-- TAREA --
Prosigue el texto sobre la ciudadanía y el pluralismo cultural a partir de su última oración.

-- TEXTO DEL DOCUMENTO --

Esta concepción de la ciudadanía no carece de inconvenientes, por cuanto el sentido original de la institución persigue justamente crear una identidad cívica compartida por todos los miembros de la comunidad por encima de sus perspectivas “situadas” o particulares. Para colmo, la capacidad de integración de las políticas multiculturales ha sido ampliamente cuestionada a la vista de la violencia terrorista desplegada por el terrorismo islamista en el interior de las sociedades europeas. Se antoja por ello preferible mantener la aspiración universalista, que concibe la ciudadanía como una institución que pone énfasis en lo común, prestando simultáneamente la debida consideración a los particularismos y las desigualdades que así lo exijan. También en este caso, pues, la discusión del caso concreto es preferible a la generalización abstracta. Sería también deseable que el principio general del pluralismo encontrase reflejo en la esfera pública, de tal forma que las minorías no se sintieran marginadas en el terreno expresivo y simbólico: que el espacio público no sea patrimonio de una clase o etnia. Hay un riesgo: el debilitamiento de la cultura mayoritaria puede causar alienación o malestar a una parte significativa de la población, para beneficio de los partidos nacionalistas o antiliberales. El equilibrio, en este terreno, es difícil de alcanzar.

-- MATERIAL EXTRAÍDO --

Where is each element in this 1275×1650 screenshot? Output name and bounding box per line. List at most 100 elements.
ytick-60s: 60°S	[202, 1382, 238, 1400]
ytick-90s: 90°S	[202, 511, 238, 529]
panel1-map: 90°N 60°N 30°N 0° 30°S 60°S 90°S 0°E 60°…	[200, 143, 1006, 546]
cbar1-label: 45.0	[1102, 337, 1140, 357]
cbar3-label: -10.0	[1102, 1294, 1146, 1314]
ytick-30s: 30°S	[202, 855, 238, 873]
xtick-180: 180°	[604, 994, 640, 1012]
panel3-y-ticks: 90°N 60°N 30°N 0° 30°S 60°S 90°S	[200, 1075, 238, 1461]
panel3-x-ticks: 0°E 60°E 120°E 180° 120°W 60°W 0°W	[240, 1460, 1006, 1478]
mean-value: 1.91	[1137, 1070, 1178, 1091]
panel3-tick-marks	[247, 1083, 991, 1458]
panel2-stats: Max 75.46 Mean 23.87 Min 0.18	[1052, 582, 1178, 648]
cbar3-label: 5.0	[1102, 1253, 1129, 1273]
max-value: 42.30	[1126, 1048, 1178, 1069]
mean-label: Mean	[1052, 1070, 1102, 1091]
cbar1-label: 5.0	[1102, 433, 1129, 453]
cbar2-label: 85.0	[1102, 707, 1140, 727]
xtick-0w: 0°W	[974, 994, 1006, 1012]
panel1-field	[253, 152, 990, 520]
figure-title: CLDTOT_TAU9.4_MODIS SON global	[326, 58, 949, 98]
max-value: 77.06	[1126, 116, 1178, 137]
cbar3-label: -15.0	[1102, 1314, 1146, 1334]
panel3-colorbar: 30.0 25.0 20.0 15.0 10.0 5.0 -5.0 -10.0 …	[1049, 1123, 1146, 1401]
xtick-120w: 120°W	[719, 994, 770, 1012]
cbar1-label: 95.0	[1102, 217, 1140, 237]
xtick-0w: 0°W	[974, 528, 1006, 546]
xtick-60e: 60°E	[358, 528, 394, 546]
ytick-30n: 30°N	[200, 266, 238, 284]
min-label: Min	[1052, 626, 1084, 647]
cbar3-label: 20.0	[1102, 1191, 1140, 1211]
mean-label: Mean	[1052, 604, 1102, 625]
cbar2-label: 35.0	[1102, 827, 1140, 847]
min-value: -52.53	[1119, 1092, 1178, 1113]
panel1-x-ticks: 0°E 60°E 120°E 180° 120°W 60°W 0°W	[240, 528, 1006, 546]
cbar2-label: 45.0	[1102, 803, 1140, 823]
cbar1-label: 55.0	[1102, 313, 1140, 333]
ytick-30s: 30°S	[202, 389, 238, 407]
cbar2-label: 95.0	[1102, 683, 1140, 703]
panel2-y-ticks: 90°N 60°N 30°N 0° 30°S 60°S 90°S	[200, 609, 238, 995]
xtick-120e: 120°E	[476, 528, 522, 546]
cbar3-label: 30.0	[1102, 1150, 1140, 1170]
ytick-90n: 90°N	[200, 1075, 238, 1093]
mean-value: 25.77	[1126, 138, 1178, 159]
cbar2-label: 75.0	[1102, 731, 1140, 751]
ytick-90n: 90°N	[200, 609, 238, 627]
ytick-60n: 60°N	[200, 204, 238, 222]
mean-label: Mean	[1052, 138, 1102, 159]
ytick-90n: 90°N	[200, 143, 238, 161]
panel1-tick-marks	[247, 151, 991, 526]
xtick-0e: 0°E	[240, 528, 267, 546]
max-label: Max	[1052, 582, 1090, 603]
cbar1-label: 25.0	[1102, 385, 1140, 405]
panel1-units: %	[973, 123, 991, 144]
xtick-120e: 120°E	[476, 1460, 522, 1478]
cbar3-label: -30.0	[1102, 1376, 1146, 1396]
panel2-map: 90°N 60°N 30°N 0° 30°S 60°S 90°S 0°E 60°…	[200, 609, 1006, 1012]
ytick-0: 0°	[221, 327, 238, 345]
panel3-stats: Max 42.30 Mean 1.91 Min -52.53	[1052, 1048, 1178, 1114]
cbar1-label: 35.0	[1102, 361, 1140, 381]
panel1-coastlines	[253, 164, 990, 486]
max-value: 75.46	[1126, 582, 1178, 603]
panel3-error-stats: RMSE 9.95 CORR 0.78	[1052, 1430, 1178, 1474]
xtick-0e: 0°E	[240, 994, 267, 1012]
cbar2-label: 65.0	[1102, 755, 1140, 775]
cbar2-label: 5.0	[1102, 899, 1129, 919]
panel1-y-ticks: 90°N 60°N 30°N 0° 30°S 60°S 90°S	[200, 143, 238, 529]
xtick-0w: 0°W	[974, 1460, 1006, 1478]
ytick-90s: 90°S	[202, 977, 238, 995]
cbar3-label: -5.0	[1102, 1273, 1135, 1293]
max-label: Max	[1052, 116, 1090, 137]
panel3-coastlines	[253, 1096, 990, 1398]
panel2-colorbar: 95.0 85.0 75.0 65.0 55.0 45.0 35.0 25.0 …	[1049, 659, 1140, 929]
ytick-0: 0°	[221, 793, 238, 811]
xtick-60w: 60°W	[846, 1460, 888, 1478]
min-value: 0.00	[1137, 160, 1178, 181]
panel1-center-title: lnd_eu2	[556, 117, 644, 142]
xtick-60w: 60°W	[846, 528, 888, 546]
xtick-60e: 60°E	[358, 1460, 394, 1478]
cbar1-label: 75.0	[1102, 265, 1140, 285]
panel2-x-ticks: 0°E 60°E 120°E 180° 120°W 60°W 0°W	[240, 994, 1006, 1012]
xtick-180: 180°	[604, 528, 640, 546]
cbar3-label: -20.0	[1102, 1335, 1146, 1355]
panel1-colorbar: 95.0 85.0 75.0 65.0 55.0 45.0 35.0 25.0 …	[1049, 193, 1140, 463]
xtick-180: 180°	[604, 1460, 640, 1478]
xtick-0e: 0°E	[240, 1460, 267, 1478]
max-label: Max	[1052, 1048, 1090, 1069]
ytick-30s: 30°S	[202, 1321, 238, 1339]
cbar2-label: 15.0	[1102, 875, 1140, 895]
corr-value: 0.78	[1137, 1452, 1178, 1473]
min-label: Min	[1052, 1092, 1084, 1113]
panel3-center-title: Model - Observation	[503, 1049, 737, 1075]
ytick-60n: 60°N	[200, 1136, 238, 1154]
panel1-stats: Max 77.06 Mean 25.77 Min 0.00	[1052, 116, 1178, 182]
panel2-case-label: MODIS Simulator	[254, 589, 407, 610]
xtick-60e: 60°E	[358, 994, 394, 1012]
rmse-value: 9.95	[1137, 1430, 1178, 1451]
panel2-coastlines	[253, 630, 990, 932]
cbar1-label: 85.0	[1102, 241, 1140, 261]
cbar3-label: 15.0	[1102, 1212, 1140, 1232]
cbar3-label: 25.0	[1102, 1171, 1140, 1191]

-- RESPUESTA CORRECTA --
Pero la diferenciación interna no es la única transformación a la que se enfrenta la ciudadanía del Estado nación; a ella hay que sumarle la diferenciación externa provocada por el proceso de globalización. Ahora que ciudadanos y empresas se mueven libremente por el mundo, el viejo Estado ha perdido capacidad para controlar su sociedad como hacía antaño. Y se ve cada vez más afectado por lo que sucede fuera de sus fronteras: flujos migratorios, crisis financieras, perturbaciones ecológicas. El economista Branko Milanović se ha referido a la “renta de ciudadanía” que percibimos en función de nuestro lugar de nacimiento, que será más alta cuanto más rico sea el país en que lo hacemos; en el mundo globalizado, pues, la ciudadanía adquiere valor económico. No obstante, estos cambios no han encontrado todavía reflejo en la práctica. En este terreno, apenas cabe destacar el intento por crear una ciudadanía europea que se añade a las ciudadanías nacionales de los miembros de la Unión Europea. Existe, claro, la postulación teórica de una ciudadanía cosmopolita que, integrada por ciudadanos del mundo, no puede prosperar en ausencia de un Estado mundial. Finalmente, se debate si el disfrute de la ciudadanía ha de depender de la capacidad racional que atribuimos en exclusiva a los animales humanos: ¿por qué no habríamos de considerar miembros de la comunidad política a los animales domésticos con los que convi­vimos o a los animales salvajes que habitan los distintos territorios nacionales? Por extraño que suene, la próxima frontera de la ciudadanía es la que separa el mundo humano del mundo no humano; no cabe descartar que algún día llegue a cruzarse.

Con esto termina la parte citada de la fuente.